Your goal
Count how many lines in the material below hold the word "Manual"; the reply is that number alone.

Records shown
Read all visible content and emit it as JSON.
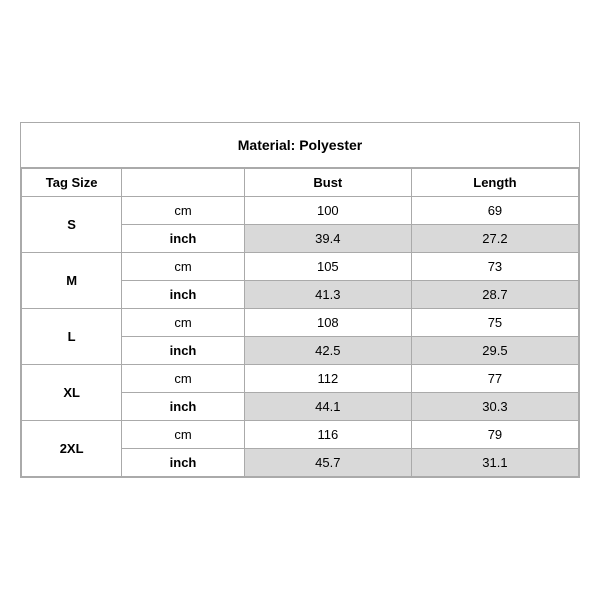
{
  "title": "Material: Polyester",
  "headers": {
    "tag_size": "Tag Size",
    "bust": "Bust",
    "length": "Length"
  },
  "rows": [
    {
      "size": "S",
      "cm": {
        "bust": "100",
        "length": "69"
      },
      "inch": {
        "bust": "39.4",
        "length": "27.2"
      }
    },
    {
      "size": "M",
      "cm": {
        "bust": "105",
        "length": "73"
      },
      "inch": {
        "bust": "41.3",
        "length": "28.7"
      }
    },
    {
      "size": "L",
      "cm": {
        "bust": "108",
        "length": "75"
      },
      "inch": {
        "bust": "42.5",
        "length": "29.5"
      }
    },
    {
      "size": "XL",
      "cm": {
        "bust": "112",
        "length": "77"
      },
      "inch": {
        "bust": "44.1",
        "length": "30.3"
      }
    },
    {
      "size": "2XL",
      "cm": {
        "bust": "116",
        "length": "79"
      },
      "inch": {
        "bust": "45.7",
        "length": "31.1"
      }
    }
  ],
  "units": {
    "cm": "cm",
    "inch": "inch"
  }
}
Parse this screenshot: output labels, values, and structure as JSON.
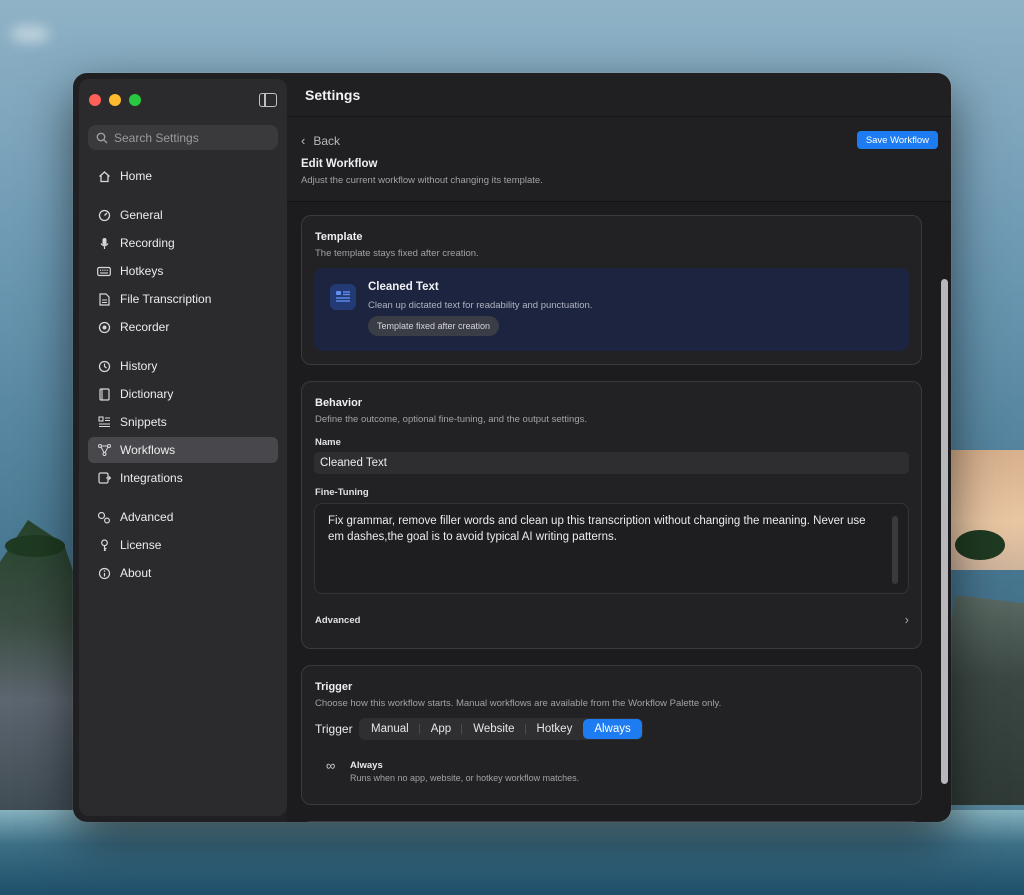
{
  "window": {
    "title": "Settings"
  },
  "sidebar": {
    "search_placeholder": "Search Settings",
    "items": [
      {
        "label": "Home",
        "icon": "house-icon"
      },
      {
        "label": "General",
        "icon": "gauge-icon"
      },
      {
        "label": "Recording",
        "icon": "microphone-icon"
      },
      {
        "label": "Hotkeys",
        "icon": "keyboard-icon"
      },
      {
        "label": "File Transcription",
        "icon": "document-icon"
      },
      {
        "label": "Recorder",
        "icon": "record-icon"
      },
      {
        "label": "History",
        "icon": "clock-icon"
      },
      {
        "label": "Dictionary",
        "icon": "book-icon"
      },
      {
        "label": "Snippets",
        "icon": "text-snippet-icon"
      },
      {
        "label": "Workflows",
        "icon": "workflow-icon"
      },
      {
        "label": "Integrations",
        "icon": "integration-icon"
      },
      {
        "label": "Advanced",
        "icon": "gears-icon"
      },
      {
        "label": "License",
        "icon": "key-icon"
      },
      {
        "label": "About",
        "icon": "info-icon"
      }
    ],
    "active": "Workflows"
  },
  "header": {
    "back_label": "Back",
    "save_label": "Save Workflow",
    "edit_title": "Edit Workflow",
    "edit_subtitle": "Adjust the current workflow without changing its template."
  },
  "template_card": {
    "title": "Template",
    "subtitle": "The template stays fixed after creation.",
    "template_name": "Cleaned Text",
    "template_desc": "Clean up dictated text for readability and punctuation.",
    "badge": "Template fixed after creation"
  },
  "behavior_card": {
    "title": "Behavior",
    "subtitle": "Define the outcome, optional fine-tuning, and the output settings.",
    "name_label": "Name",
    "name_value": "Cleaned Text",
    "finetuning_label": "Fine-Tuning",
    "finetuning_value": "Fix grammar, remove filler words and clean up this transcription without changing the meaning. Never use em dashes,the goal is to avoid typical AI writing patterns.",
    "advanced_label": "Advanced"
  },
  "trigger_card": {
    "title": "Trigger",
    "subtitle": "Choose how this workflow starts. Manual workflows are available from the Workflow Palette only.",
    "trigger_label": "Trigger",
    "options": [
      "Manual",
      "App",
      "Website",
      "Hotkey",
      "Always"
    ],
    "selected": "Always",
    "selected_title": "Always",
    "selected_desc": "Runs when no app, website, or hotkey workflow matches."
  },
  "colors": {
    "accent": "#1d7cf2",
    "sidebar_bg": "#2b2b2d",
    "window_bg": "#1c1c1e",
    "template_box_bg": "#1c2440",
    "traffic_red": "#fe5f57",
    "traffic_yellow": "#febc2e",
    "traffic_green": "#28c840"
  }
}
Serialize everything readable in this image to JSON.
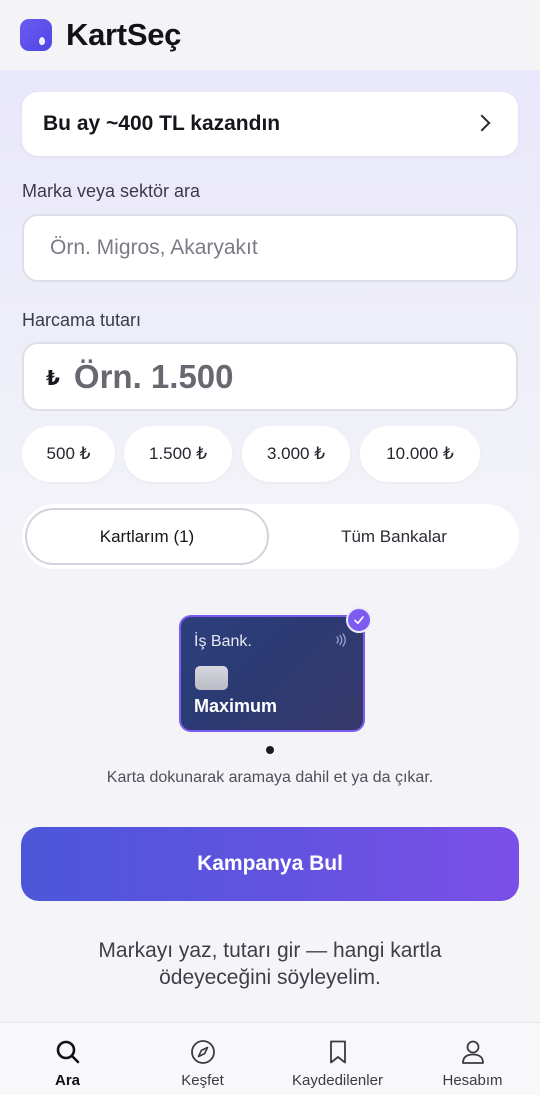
{
  "header": {
    "app_title": "KartSeç",
    "logo_icon": "card-drop-logo-icon"
  },
  "savings": {
    "text": "Bu ay ~400 TL kazandın",
    "icon": "chevron-right-icon"
  },
  "search": {
    "label": "Marka veya sektör ara",
    "placeholder": "Örn. Migros, Akaryakıt",
    "value": ""
  },
  "amount": {
    "label": "Harcama tutarı",
    "currency_symbol": "₺",
    "placeholder": "Örn. 1.500",
    "value": "",
    "chips": [
      "500 ₺",
      "1.500 ₺",
      "3.000 ₺",
      "10.000 ₺"
    ]
  },
  "tabs": [
    {
      "label": "Kartlarım (1)",
      "selected": true
    },
    {
      "label": "Tüm Bankalar",
      "selected": false
    }
  ],
  "cards": [
    {
      "bank": "İş Bank.",
      "brand": "Maximum",
      "selected": true,
      "icons": [
        "contactless-icon",
        "chip-icon",
        "check-icon"
      ]
    }
  ],
  "carousel": {
    "page": 1,
    "total": 1
  },
  "helper_text": "Karta dokunarak aramaya dahil et ya da çıkar.",
  "cta": {
    "label": "Kampanya Bul"
  },
  "tagline": "Markayı yaz, tutarı gir — hangi kartla ödeyeceğini söyleyelim.",
  "nav": [
    {
      "label": "Ara",
      "icon": "search-icon",
      "active": true
    },
    {
      "label": "Keşfet",
      "icon": "compass-icon",
      "active": false
    },
    {
      "label": "Kaydedilenler",
      "icon": "bookmark-icon",
      "active": false
    },
    {
      "label": "Hesabım",
      "icon": "user-icon",
      "active": false
    }
  ],
  "colors": {
    "accent": "#6453e0",
    "card_border": "#7c5cf0",
    "card_bg": "#2c3f7d",
    "cta_start": "#4b57d8",
    "cta_end": "#7b4fe8"
  }
}
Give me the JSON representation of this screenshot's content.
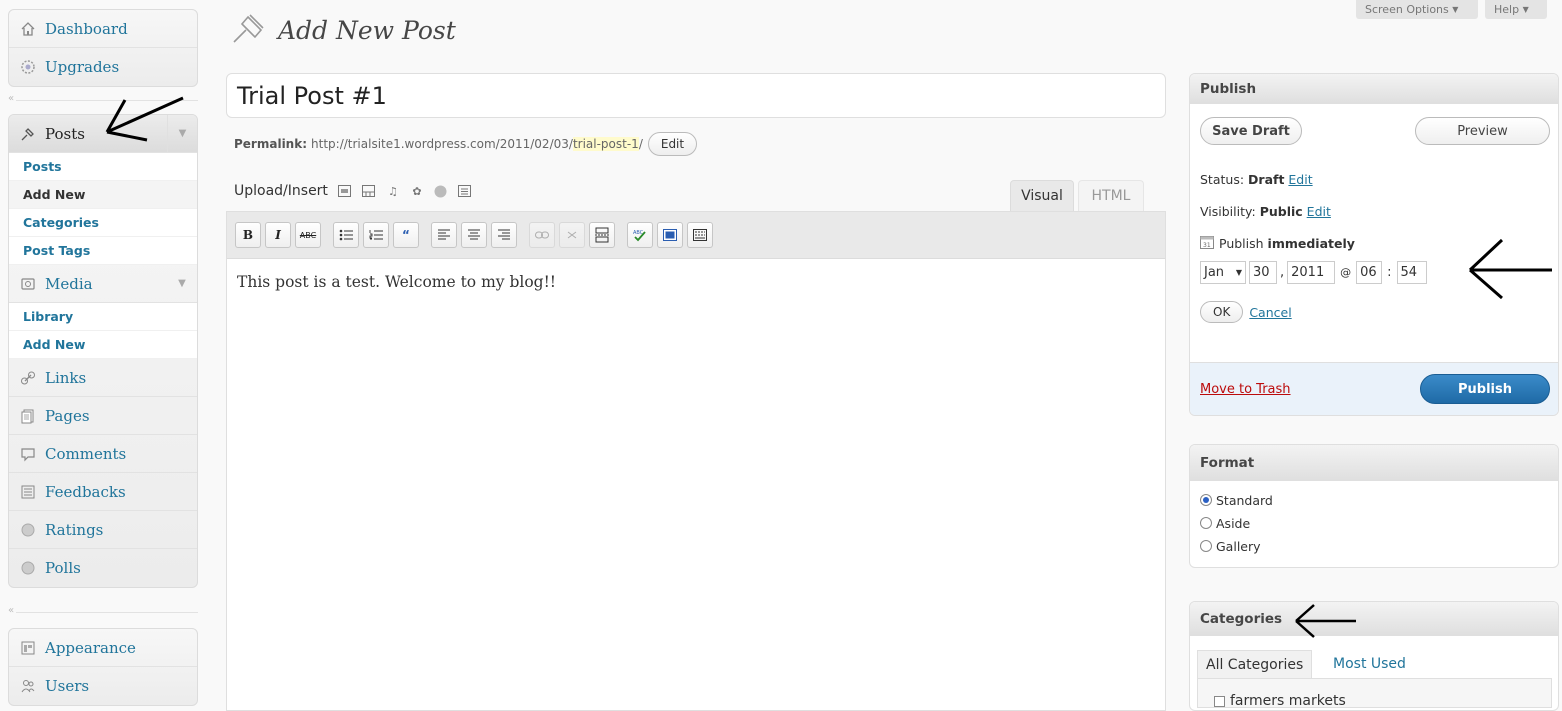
{
  "header": {
    "page_title": "Add New Post",
    "screen_options": "Screen Options",
    "help": "Help"
  },
  "sidebar": {
    "top": [
      {
        "label": "Dashboard",
        "icon": "dashboard-icon"
      },
      {
        "label": "Upgrades",
        "icon": "upgrades-icon"
      }
    ],
    "posts": {
      "label": "Posts",
      "sub": [
        "Posts",
        "Add New",
        "Categories",
        "Post Tags"
      ],
      "current": "Add New"
    },
    "media": {
      "label": "Media",
      "sub": [
        "Library",
        "Add New"
      ]
    },
    "items": [
      {
        "label": "Links",
        "icon": "links-icon"
      },
      {
        "label": "Pages",
        "icon": "pages-icon"
      },
      {
        "label": "Comments",
        "icon": "comments-icon"
      },
      {
        "label": "Feedbacks",
        "icon": "feedbacks-icon"
      },
      {
        "label": "Ratings",
        "icon": "ratings-icon"
      },
      {
        "label": "Polls",
        "icon": "polls-icon"
      }
    ],
    "bottom": [
      {
        "label": "Appearance",
        "icon": "appearance-icon"
      },
      {
        "label": "Users",
        "icon": "users-icon"
      }
    ],
    "collapse_glyph": "«"
  },
  "post": {
    "title": "Trial Post #1",
    "permalink_label": "Permalink:",
    "permalink_base": "http://trialsite1.wordpress.com/2011/02/03/",
    "permalink_slug": "trial-post-1",
    "permalink_end": "/",
    "edit_label": "Edit",
    "body": "This post is a test. Welcome to my blog!!"
  },
  "editor": {
    "upload_label": "Upload/Insert",
    "tab_visual": "Visual",
    "tab_html": "HTML"
  },
  "publish": {
    "title": "Publish",
    "save_draft": "Save Draft",
    "preview": "Preview",
    "status_label": "Status:",
    "status_value": "Draft",
    "visibility_label": "Visibility:",
    "visibility_value": "Public",
    "edit_link": "Edit",
    "schedule_prefix": "Publish",
    "schedule_value": "immediately",
    "month": "Jan",
    "day": "30",
    "year": "2011",
    "hour": "06",
    "minute": "54",
    "comma": ",",
    "at": "@",
    "colon": ":",
    "ok": "OK",
    "cancel": "Cancel",
    "trash": "Move to Trash",
    "publish_btn": "Publish"
  },
  "format": {
    "title": "Format",
    "options": [
      "Standard",
      "Aside",
      "Gallery"
    ],
    "selected": "Standard"
  },
  "categories": {
    "title": "Categories",
    "tab_all": "All Categories",
    "tab_most": "Most Used",
    "first_item": "farmers markets"
  },
  "colors": {
    "link": "#21759b",
    "publish_button": "#2e7ab8",
    "trash": "#bc0b0b",
    "annotation_arrow": "#000000"
  }
}
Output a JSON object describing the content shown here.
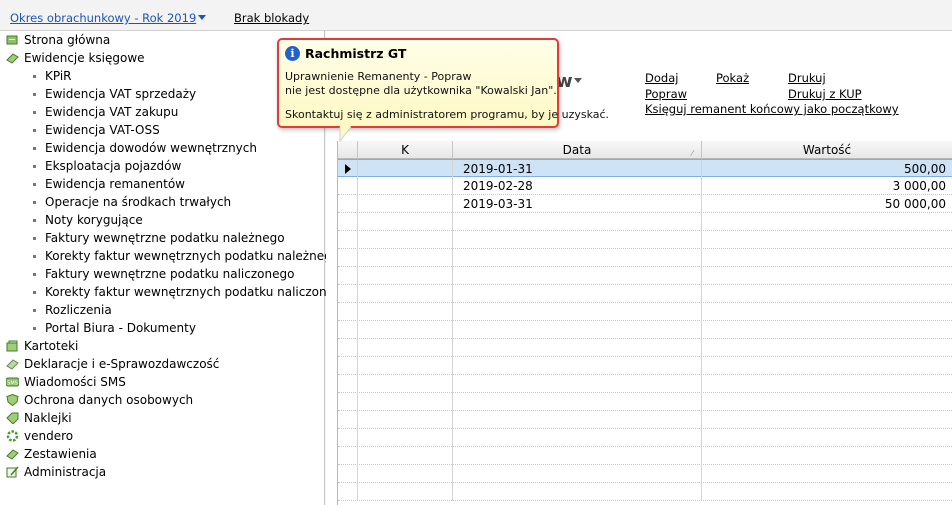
{
  "topbar": {
    "period_label": "Okres obrachunkowy - Rok 2019",
    "lock_label": "Brak blokady"
  },
  "sidebar": {
    "items": [
      {
        "label": "Strona główna",
        "icon": "home-icon"
      },
      {
        "label": "Ewidencje księgowe",
        "icon": "books-icon"
      },
      {
        "label": "Kartoteki",
        "icon": "cards-icon"
      },
      {
        "label": "Deklaracje i e-Sprawozdawczość",
        "icon": "declaration-icon"
      },
      {
        "label": "Wiadomości SMS",
        "icon": "sms-icon"
      },
      {
        "label": "Ochrona danych osobowych",
        "icon": "shield-icon"
      },
      {
        "label": "Naklejki",
        "icon": "labels-icon"
      },
      {
        "label": "vendero",
        "icon": "vendero-icon"
      },
      {
        "label": "Zestawienia",
        "icon": "reports-icon"
      },
      {
        "label": "Administracja",
        "icon": "admin-icon"
      }
    ],
    "subitems": [
      "KPiR",
      "Ewidencja VAT sprzedaży",
      "Ewidencja VAT zakupu",
      "Ewidencja VAT-OSS",
      "Ewidencja dowodów wewnętrznych",
      "Eksploatacja pojazdów",
      "Ewidencja remanentów",
      "Operacje na środkach trwałych",
      "Noty korygujące",
      "Faktury wewnętrzne podatku należnego",
      "Korekty faktur wewnętrznych podatku należnego",
      "Faktury wewnętrzne podatku naliczonego",
      "Korekty faktur wewnętrznych podatku naliczonego",
      "Rozliczenia",
      "Portal Biura - Dokumenty"
    ]
  },
  "main": {
    "title_fragment": "w",
    "actions": {
      "add": "Dodaj",
      "show": "Pokaż",
      "print": "Drukuj",
      "edit": "Popraw",
      "print_kup": "Drukuj z KUP",
      "post_remnant": "Księguj remanent końcowy jako początkowy"
    },
    "grid": {
      "columns": [
        "K",
        "Data",
        "Wartość"
      ],
      "rows": [
        {
          "k": "",
          "date": "2019-01-31",
          "value": "500,00",
          "selected": true
        },
        {
          "k": "",
          "date": "2019-02-28",
          "value": "3 000,00",
          "selected": false
        },
        {
          "k": "",
          "date": "2019-03-31",
          "value": "50 000,00",
          "selected": false
        }
      ]
    }
  },
  "tooltip": {
    "title": "Rachmistrz GT",
    "line1": "Uprawnienie Remanenty - Popraw",
    "line2": "nie jest dostępne dla użytkownika \"Kowalski Jan\".",
    "line3": "Skontaktuj się z administratorem programu, by je uzyskać.",
    "icon": "info-icon",
    "border_color": "#e23b3b"
  }
}
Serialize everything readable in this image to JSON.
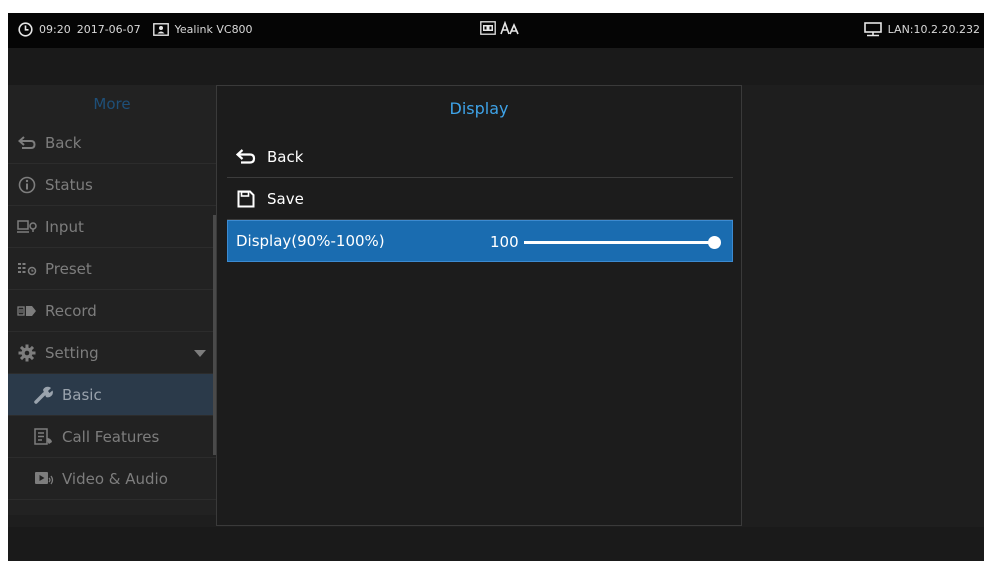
{
  "statusbar": {
    "time": "09:20",
    "date": "2017-06-07",
    "device": "Yealink VC800",
    "network": "LAN:10.2.20.232",
    "icons": [
      "clock-icon",
      "contact-card-icon",
      "vcr-icon",
      "font-size-icon",
      "network-icon"
    ]
  },
  "sidebar": {
    "title": "More",
    "items": [
      {
        "label": "Back",
        "icon": "back-arrow-icon"
      },
      {
        "label": "Status",
        "icon": "info-icon"
      },
      {
        "label": "Input",
        "icon": "input-icon"
      },
      {
        "label": "Preset",
        "icon": "preset-icon"
      },
      {
        "label": "Record",
        "icon": "record-icon"
      },
      {
        "label": "Setting",
        "icon": "gear-icon",
        "expanded": true
      },
      {
        "label": "Basic",
        "icon": "wrench-icon",
        "active": true
      },
      {
        "label": "Call Features",
        "icon": "call-features-icon"
      },
      {
        "label": "Video & Audio",
        "icon": "video-audio-icon"
      }
    ]
  },
  "panel": {
    "title": "Display",
    "back_label": "Back",
    "save_label": "Save",
    "display_setting": {
      "label": "Display(90%-100%)",
      "value": "100",
      "min": 90,
      "max": 100,
      "current": 100
    }
  },
  "colors": {
    "accent": "#3ea3e8",
    "selected_row": "#1a6cb0",
    "screen_bg": "#1e1e1e"
  }
}
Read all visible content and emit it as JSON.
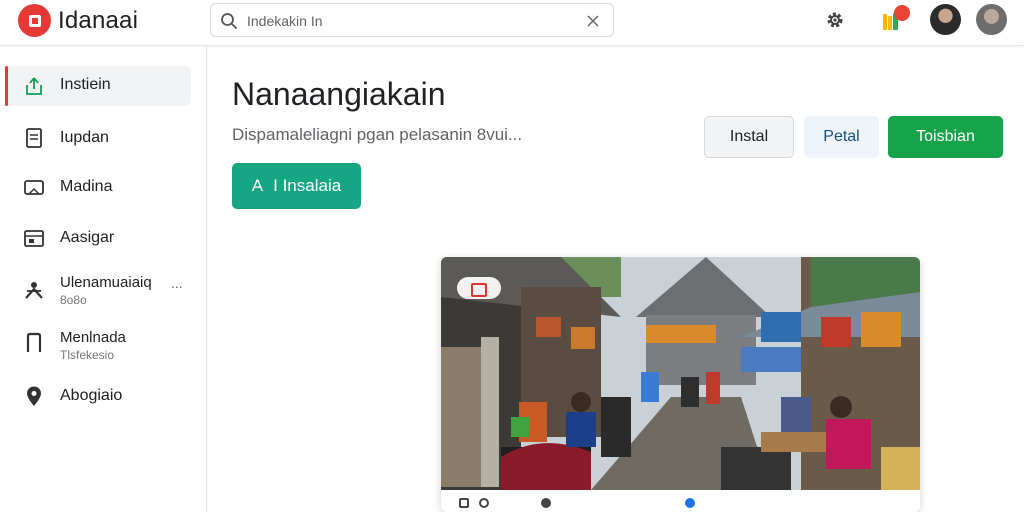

The solution
2